(Extracted data entries)
--*--
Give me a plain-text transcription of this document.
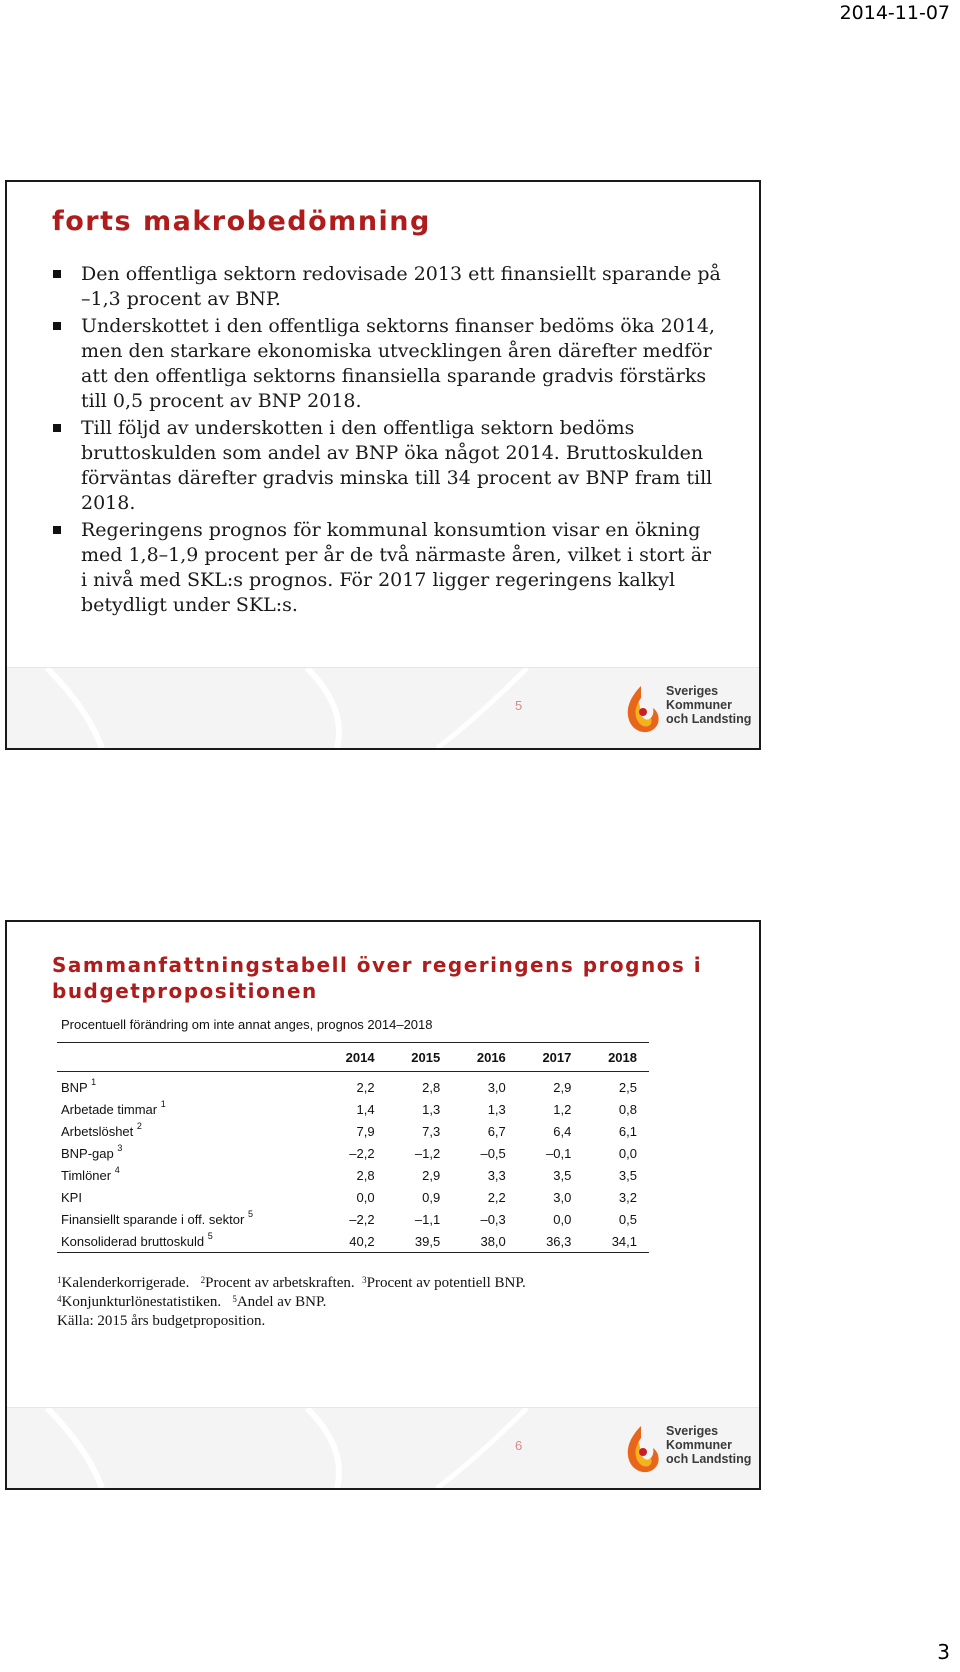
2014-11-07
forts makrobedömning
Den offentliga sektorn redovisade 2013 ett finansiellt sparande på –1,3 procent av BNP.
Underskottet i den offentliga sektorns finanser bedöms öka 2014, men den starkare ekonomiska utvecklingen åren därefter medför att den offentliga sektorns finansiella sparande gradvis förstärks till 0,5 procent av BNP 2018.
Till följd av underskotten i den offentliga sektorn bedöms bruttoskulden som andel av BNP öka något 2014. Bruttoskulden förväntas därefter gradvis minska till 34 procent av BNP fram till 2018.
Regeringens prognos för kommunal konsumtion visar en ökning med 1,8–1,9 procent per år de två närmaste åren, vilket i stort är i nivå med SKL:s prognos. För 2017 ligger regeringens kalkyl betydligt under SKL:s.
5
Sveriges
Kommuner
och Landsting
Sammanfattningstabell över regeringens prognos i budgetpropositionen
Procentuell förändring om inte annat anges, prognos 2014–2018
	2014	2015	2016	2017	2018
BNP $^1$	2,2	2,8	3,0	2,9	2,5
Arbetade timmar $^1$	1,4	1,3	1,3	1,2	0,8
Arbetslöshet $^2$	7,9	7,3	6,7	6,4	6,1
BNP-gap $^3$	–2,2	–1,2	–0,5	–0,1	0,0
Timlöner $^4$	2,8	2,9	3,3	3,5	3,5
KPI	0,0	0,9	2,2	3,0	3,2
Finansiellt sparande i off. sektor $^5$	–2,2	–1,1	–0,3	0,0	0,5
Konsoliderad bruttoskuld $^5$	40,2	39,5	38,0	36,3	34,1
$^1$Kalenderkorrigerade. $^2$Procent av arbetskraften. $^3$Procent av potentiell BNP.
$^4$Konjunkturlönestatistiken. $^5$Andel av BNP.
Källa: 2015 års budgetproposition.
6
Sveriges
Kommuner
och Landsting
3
--*--
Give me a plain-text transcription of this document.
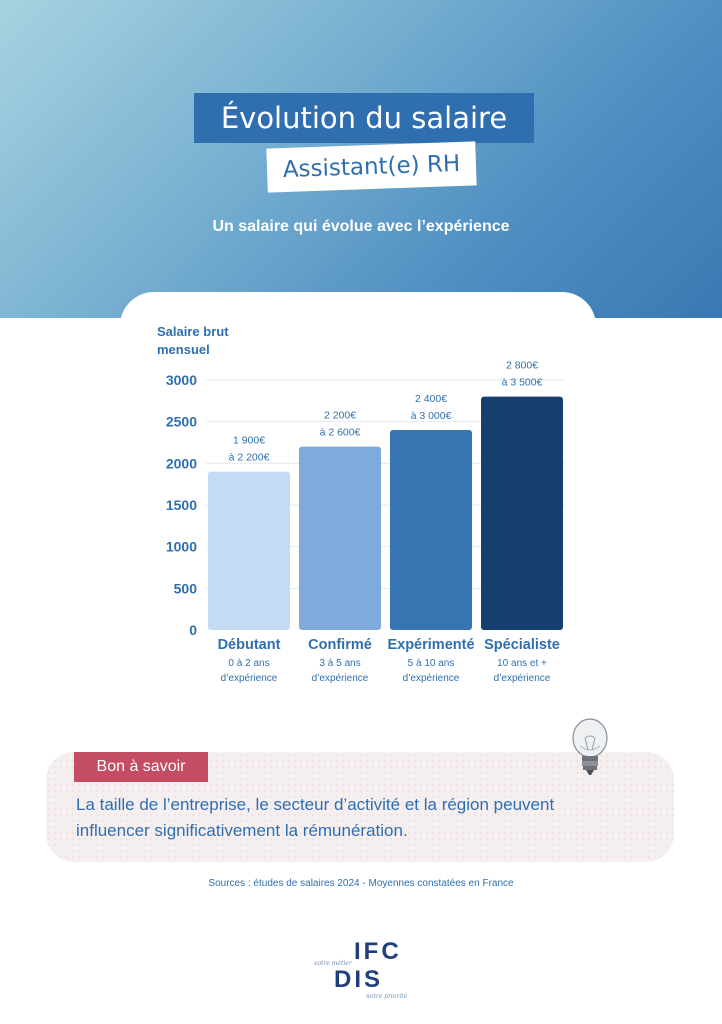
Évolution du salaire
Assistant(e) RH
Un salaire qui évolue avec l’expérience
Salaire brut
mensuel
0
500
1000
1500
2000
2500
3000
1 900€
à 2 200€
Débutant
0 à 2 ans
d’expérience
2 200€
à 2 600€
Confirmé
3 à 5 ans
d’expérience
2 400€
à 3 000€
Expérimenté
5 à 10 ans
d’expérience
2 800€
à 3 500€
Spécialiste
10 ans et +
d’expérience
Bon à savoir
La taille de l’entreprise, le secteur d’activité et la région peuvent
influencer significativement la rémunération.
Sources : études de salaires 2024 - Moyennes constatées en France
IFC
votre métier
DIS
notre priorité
--*--
#### [Work required]
Read the entries above, then pull out the lines that include "regeringens".

#### [Solution to this problem]
Regeringens prognos för kommunal konsumtion visar en ökning med 1,8–1,9 procent per år de två närmaste åren, vilket i stort är i nivå med SKL:s prognos. För 2017 ligger regeringens kalkyl betydligt under SKL:s.
Sammanfattningstabell över regeringens prognos i budgetpropositionen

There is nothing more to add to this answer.